*Request*
Skip all pictures, then print the remaining material exactly.
START Data records
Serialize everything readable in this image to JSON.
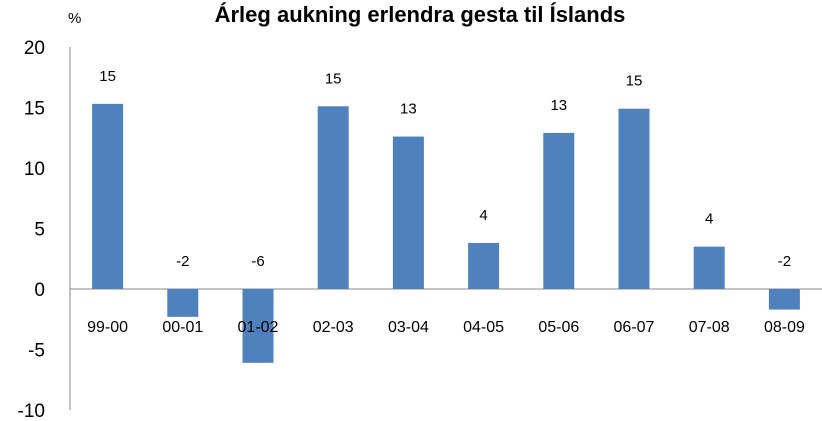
{
  "chart_data": {
    "type": "bar",
    "title": "Árleg aukning erlendra gesta til Íslands",
    "unit_label": "%",
    "xlabel": "",
    "ylabel": "",
    "ylim": [
      -10,
      20
    ],
    "yticks": [
      -10,
      -5,
      0,
      5,
      10,
      15,
      20
    ],
    "grid": false,
    "legend": "none",
    "bar_color": "#4F81BD",
    "categories": [
      "99-00",
      "00-01",
      "01-02",
      "02-03",
      "03-04",
      "04-05",
      "05-06",
      "06-07",
      "07-08",
      "08-09"
    ],
    "values": [
      15.3,
      -2.3,
      -6.1,
      15.1,
      12.6,
      3.8,
      12.9,
      14.9,
      3.5,
      -1.7
    ],
    "data_labels": [
      "15",
      "-2",
      "-6",
      "15",
      "13",
      "4",
      "13",
      "15",
      "4",
      "-2"
    ]
  }
}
END Data records
*Exercise solution*
Serialize everything readable in this image to JSON.
{
  "chart_data": {
    "type": "bar",
    "title": "Árleg aukning erlendra gesta til Íslands",
    "unit_label": "%",
    "xlabel": "",
    "ylabel": "",
    "ylim": [
      -10,
      20
    ],
    "yticks": [
      -10,
      -5,
      0,
      5,
      10,
      15,
      20
    ],
    "grid": false,
    "legend": "none",
    "bar_color": "#4F81BD",
    "categories": [
      "99-00",
      "00-01",
      "01-02",
      "02-03",
      "03-04",
      "04-05",
      "05-06",
      "06-07",
      "07-08",
      "08-09"
    ],
    "values": [
      15.3,
      -2.3,
      -6.1,
      15.1,
      12.6,
      3.8,
      12.9,
      14.9,
      3.5,
      -1.7
    ],
    "data_labels": [
      "15",
      "-2",
      "-6",
      "15",
      "13",
      "4",
      "13",
      "15",
      "4",
      "-2"
    ]
  }
}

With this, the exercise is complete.